(PROBLEM TO SOLVE) Look for the string "Convert" in the lines and copy each line that has it.

(INFORMATION GIVEN)
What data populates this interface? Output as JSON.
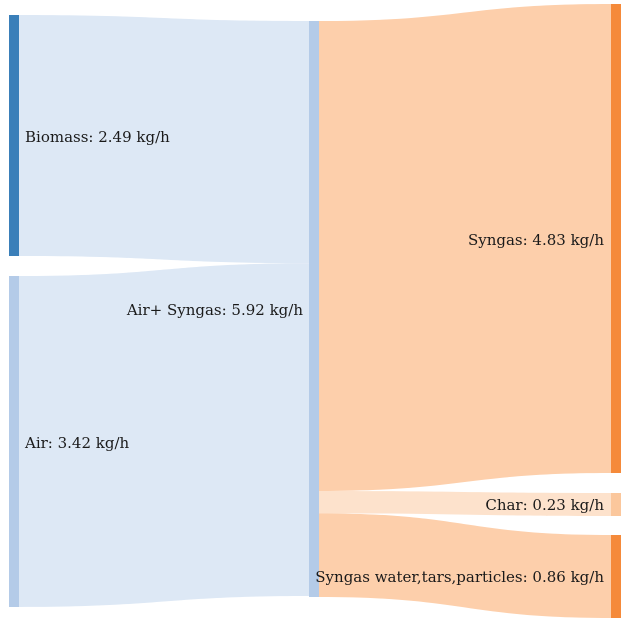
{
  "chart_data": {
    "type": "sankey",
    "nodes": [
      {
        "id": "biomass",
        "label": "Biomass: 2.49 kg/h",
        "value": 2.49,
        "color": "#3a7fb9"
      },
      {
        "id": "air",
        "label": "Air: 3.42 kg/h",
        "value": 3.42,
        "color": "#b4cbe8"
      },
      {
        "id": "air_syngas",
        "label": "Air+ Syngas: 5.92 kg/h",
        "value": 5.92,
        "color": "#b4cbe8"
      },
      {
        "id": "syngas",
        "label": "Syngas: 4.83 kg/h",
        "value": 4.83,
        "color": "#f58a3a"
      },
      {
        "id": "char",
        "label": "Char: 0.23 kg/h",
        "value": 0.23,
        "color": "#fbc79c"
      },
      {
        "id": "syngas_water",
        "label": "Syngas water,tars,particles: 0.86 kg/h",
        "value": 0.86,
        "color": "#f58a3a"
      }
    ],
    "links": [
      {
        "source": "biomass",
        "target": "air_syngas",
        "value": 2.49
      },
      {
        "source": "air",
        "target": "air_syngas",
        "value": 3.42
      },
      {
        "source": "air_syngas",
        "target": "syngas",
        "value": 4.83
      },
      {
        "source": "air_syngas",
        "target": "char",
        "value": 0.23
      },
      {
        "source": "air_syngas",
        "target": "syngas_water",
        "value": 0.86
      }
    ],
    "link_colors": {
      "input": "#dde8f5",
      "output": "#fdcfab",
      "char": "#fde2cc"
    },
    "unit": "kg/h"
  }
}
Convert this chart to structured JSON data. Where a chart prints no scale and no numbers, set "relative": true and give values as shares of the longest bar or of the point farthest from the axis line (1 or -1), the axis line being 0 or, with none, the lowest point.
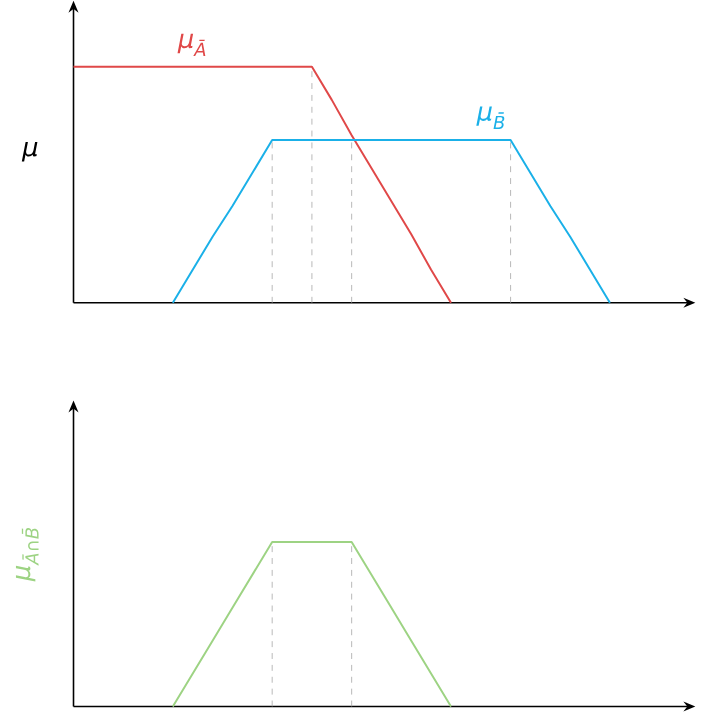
==
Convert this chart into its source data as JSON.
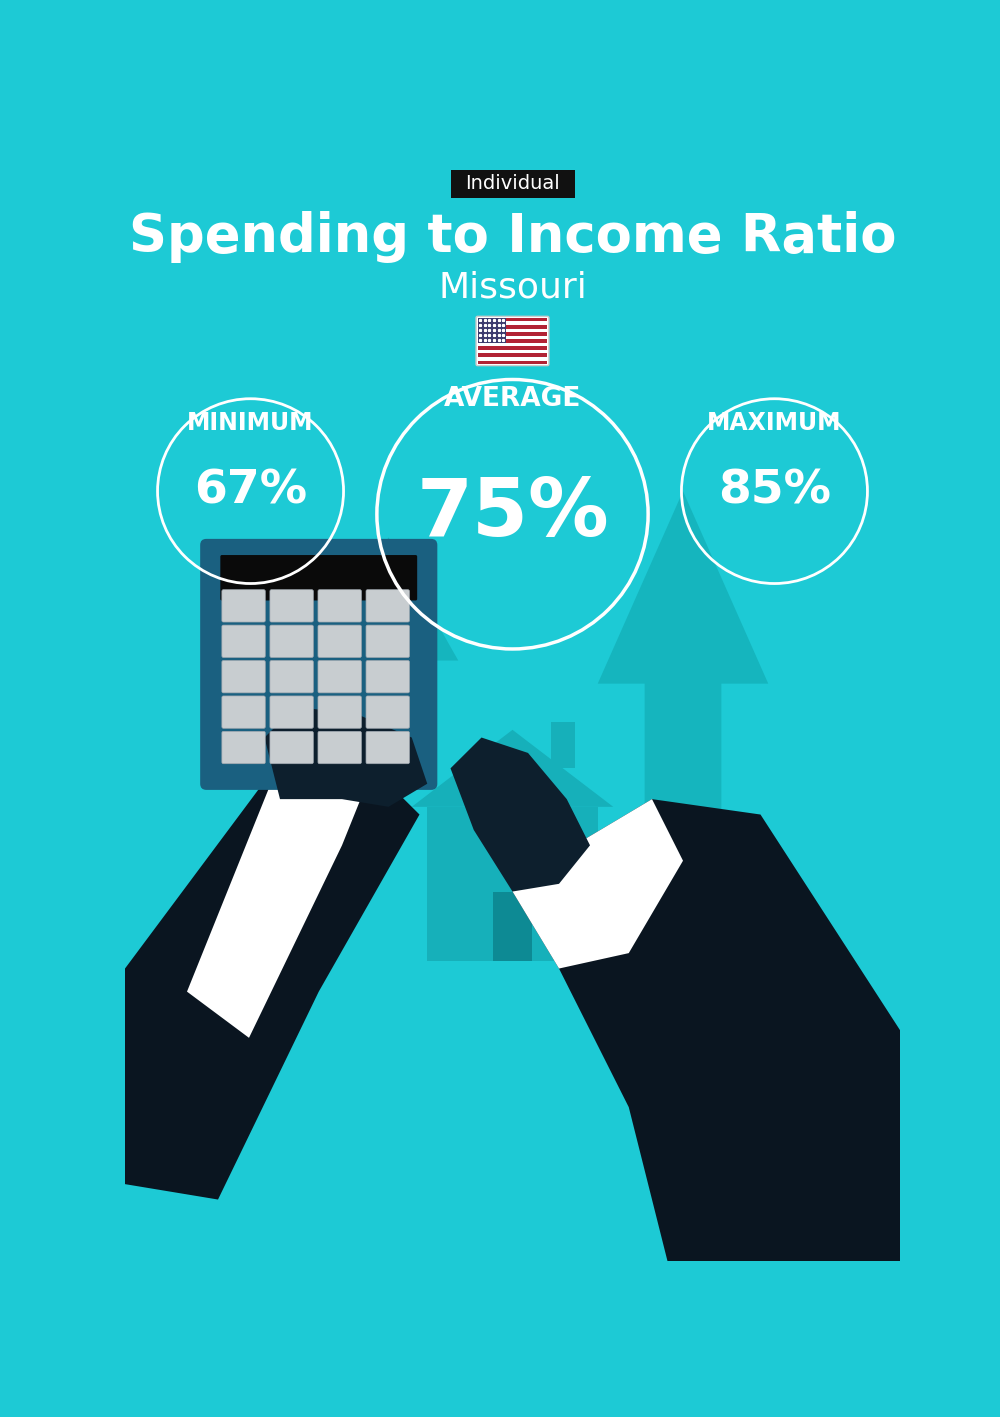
* * *
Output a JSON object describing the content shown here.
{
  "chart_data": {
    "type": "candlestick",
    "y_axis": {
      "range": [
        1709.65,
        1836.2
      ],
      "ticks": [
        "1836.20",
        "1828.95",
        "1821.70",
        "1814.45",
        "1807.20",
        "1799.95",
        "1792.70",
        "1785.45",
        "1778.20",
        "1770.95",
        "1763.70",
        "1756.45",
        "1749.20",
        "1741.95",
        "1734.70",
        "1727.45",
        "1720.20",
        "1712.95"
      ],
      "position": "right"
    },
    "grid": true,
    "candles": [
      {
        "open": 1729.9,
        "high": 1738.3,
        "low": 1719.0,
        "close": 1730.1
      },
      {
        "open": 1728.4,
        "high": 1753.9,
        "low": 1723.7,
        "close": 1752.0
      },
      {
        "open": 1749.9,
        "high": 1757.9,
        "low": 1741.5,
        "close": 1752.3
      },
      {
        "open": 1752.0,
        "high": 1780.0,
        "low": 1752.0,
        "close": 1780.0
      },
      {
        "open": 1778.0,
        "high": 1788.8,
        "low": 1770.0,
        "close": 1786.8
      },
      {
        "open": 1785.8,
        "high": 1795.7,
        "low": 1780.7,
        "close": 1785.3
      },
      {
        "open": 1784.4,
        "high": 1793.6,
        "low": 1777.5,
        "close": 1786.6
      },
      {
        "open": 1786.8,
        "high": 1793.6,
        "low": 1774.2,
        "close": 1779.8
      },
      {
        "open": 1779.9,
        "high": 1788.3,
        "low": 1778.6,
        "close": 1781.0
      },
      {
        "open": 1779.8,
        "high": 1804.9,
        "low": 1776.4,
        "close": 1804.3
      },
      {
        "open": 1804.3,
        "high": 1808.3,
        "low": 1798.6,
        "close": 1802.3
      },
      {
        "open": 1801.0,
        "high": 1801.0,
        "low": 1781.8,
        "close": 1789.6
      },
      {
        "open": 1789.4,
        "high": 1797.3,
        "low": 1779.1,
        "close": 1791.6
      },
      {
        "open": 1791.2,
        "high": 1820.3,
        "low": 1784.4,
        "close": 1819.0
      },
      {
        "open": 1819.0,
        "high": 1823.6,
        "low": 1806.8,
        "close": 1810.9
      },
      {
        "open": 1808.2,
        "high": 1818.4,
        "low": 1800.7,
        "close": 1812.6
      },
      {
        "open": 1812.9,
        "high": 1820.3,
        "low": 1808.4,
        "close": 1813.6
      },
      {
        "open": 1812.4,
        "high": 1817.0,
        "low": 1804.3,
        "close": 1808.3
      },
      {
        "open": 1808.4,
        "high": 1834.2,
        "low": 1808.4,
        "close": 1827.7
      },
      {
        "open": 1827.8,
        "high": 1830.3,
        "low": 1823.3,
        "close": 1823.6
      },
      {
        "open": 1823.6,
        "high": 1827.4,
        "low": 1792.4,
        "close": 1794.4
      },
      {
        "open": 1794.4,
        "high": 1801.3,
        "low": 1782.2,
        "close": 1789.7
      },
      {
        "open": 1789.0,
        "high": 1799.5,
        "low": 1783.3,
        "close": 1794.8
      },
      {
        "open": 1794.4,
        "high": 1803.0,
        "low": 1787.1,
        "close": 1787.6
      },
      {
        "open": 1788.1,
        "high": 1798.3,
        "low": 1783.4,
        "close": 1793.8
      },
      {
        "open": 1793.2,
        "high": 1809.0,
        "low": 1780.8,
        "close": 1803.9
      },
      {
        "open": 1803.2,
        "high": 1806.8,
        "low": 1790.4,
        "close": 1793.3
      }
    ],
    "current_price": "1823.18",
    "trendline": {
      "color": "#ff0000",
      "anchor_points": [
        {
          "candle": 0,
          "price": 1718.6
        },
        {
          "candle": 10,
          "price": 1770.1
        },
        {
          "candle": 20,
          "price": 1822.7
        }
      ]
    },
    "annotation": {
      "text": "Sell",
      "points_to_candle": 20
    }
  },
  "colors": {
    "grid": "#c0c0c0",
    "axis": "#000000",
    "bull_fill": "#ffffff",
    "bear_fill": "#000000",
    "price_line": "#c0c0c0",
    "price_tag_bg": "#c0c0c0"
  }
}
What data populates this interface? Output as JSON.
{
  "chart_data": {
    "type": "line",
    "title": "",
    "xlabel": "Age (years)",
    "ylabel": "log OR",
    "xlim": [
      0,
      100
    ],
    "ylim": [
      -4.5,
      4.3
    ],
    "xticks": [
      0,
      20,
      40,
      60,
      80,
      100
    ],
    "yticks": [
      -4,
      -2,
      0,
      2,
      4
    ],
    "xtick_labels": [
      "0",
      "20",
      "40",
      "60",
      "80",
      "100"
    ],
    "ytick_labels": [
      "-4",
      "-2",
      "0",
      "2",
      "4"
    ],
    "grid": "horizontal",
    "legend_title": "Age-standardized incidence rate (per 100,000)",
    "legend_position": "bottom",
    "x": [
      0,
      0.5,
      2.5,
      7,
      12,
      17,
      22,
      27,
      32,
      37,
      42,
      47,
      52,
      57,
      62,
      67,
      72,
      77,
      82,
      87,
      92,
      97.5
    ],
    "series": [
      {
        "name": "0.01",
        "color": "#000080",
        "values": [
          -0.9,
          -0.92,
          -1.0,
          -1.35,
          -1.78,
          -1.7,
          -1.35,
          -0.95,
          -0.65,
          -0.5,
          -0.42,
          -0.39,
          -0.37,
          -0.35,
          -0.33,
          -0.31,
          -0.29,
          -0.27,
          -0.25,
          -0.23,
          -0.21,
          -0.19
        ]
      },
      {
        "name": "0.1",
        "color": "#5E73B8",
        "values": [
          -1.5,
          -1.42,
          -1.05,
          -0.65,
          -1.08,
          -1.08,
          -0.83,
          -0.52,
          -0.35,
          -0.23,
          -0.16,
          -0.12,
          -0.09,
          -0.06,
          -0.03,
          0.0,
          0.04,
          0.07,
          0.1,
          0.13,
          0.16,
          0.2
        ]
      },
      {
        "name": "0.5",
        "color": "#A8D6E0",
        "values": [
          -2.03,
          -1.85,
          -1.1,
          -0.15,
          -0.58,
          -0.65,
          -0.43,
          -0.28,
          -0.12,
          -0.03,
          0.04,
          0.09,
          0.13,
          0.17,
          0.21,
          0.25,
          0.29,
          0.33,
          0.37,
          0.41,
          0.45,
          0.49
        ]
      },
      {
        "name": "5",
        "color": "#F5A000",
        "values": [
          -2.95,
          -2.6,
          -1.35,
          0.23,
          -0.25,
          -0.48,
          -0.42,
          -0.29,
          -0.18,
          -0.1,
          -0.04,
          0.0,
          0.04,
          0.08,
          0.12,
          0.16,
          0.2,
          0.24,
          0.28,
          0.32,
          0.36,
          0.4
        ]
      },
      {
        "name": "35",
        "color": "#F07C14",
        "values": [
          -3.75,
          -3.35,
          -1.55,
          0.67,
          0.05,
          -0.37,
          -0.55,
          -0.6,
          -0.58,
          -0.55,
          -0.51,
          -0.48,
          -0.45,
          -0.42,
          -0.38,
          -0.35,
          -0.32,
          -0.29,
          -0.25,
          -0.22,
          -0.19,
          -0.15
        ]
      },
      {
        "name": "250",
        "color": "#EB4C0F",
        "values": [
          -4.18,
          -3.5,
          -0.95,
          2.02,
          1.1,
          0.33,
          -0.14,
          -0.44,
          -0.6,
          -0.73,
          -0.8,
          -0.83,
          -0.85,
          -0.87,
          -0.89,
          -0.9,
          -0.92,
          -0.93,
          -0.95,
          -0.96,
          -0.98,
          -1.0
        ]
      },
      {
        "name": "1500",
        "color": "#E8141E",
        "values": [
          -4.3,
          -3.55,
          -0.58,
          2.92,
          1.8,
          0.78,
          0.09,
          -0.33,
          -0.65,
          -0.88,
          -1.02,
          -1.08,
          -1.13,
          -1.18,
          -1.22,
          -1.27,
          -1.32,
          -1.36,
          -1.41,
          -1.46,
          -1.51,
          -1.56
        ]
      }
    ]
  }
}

(IN RESPONSE)
Convert this chart to structured JSON data. Where a chart prints no scale and no numbers, set "relative": true and give values as shares of the longest bar or of the point farthest from the axis line (1 or -1), the axis line being 0 or, with none, the lowest point.
Convert this chart into its source data as JSON.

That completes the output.